### GIVEN TASK
Pull out every line of the records below that contains the string "hexagon".

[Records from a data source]
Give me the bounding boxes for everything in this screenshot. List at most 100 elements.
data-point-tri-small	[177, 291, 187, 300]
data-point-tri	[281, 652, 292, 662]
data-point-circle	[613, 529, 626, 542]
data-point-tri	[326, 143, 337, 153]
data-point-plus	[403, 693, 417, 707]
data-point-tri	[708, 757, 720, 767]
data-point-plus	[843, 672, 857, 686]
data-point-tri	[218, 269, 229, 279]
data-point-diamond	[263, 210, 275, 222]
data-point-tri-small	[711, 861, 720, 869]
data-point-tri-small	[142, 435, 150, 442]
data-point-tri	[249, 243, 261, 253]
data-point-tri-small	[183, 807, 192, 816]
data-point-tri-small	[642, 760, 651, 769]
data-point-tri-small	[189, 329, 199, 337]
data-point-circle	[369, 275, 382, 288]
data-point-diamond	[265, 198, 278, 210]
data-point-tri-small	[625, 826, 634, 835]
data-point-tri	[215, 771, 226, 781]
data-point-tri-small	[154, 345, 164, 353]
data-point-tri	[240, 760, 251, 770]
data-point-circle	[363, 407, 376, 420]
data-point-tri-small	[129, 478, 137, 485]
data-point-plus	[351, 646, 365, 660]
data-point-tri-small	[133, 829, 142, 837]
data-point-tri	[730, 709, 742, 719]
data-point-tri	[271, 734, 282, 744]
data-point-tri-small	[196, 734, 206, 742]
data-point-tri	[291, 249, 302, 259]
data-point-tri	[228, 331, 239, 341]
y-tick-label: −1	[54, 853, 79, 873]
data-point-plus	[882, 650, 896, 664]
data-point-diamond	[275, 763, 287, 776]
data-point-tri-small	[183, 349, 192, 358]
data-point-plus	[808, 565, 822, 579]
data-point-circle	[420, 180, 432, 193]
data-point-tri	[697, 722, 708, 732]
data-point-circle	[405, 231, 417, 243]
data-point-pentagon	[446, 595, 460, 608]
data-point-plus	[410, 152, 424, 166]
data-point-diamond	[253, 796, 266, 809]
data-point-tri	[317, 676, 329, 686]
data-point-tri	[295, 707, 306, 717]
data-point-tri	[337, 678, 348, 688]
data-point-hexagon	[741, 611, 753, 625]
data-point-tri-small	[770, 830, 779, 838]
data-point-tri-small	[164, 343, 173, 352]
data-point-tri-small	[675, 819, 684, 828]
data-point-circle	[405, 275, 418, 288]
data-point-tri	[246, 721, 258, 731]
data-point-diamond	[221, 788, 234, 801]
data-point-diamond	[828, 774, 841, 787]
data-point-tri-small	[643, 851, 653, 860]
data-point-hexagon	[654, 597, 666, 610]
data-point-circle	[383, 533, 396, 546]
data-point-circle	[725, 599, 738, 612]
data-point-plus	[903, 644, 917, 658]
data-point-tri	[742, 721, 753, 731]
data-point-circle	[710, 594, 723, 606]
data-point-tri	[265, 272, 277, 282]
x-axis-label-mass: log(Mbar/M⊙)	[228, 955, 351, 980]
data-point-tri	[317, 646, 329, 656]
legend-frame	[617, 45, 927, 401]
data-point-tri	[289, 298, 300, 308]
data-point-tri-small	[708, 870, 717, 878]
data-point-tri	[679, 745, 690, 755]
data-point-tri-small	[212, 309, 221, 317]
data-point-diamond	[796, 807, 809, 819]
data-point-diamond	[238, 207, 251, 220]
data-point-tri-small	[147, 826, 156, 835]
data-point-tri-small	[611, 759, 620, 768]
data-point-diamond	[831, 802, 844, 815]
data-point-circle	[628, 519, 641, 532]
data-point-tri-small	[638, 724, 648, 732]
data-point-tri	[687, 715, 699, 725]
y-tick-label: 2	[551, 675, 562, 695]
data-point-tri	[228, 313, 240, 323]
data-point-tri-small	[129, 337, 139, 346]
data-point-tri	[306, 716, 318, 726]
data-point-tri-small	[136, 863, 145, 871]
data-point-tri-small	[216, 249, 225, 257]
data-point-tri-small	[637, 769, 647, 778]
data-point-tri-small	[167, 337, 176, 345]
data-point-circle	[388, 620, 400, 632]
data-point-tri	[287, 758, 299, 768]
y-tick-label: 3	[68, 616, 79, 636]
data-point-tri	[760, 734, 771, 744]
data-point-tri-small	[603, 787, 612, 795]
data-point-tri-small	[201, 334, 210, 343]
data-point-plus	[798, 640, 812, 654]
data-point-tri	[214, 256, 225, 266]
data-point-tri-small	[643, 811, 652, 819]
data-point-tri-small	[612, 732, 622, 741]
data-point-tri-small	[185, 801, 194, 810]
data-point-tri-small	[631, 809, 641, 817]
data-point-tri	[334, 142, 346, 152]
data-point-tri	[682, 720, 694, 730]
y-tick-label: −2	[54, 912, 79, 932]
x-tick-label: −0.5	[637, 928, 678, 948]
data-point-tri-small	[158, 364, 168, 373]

### RESULT OF THE EXERCISE
data-point-hexagon	[741, 611, 753, 625]
data-point-hexagon	[654, 597, 666, 610]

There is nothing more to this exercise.